WRITTEN REQUEST
From the listing that follows, output everything exactly except the pictures.

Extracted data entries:
--------------------------------
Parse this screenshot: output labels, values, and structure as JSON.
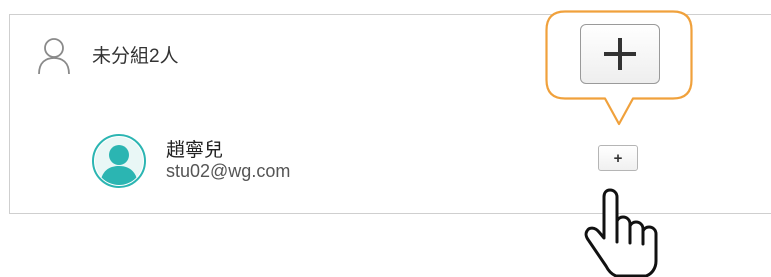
{
  "group": {
    "label": "未分組2人",
    "icon": "person-outline-icon"
  },
  "member": {
    "name": "趙寧兒",
    "email": "stu02@wg.com",
    "avatar_icon": "user-avatar-icon",
    "avatar_color": "#2bb5b2"
  },
  "add_button": {
    "icon": "plus-icon"
  },
  "callout": {
    "border_color": "#f0a13c",
    "icon": "plus-icon"
  },
  "cursor": {
    "icon": "pointing-hand-cursor-icon"
  }
}
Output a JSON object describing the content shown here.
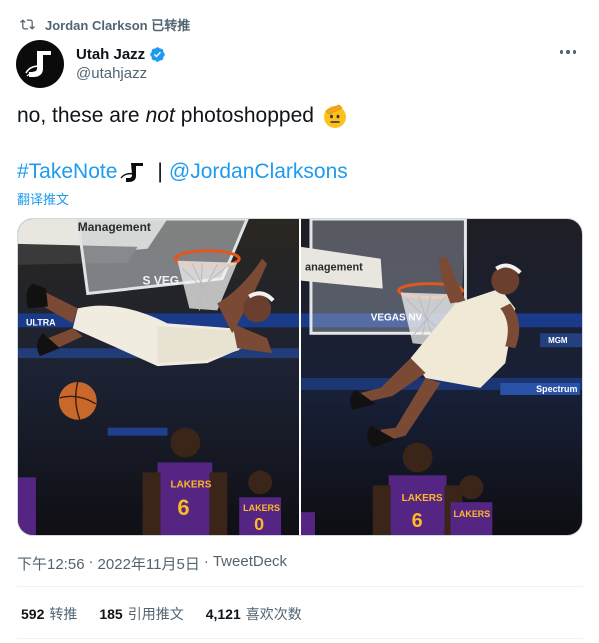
--------------------------------
FINISHED ANSWER
Parse this screenshot: output labels, values, and structure as JSON.
{
  "group": {
    "label": "未分組2人",
    "icon": "person-outline-icon"
  },
  "member": {
    "name": "趙寧兒",
    "email": "stu02@wg.com",
    "avatar_icon": "user-avatar-icon",
    "avatar_color": "#2bb5b2"
  },
  "add_button": {
    "icon": "plus-icon"
  },
  "callout": {
    "border_color": "#f0a13c",
    "icon": "plus-icon"
  },
  "cursor": {
    "icon": "pointing-hand-cursor-icon"
  }
}
Output a JSON object describing the content shown here.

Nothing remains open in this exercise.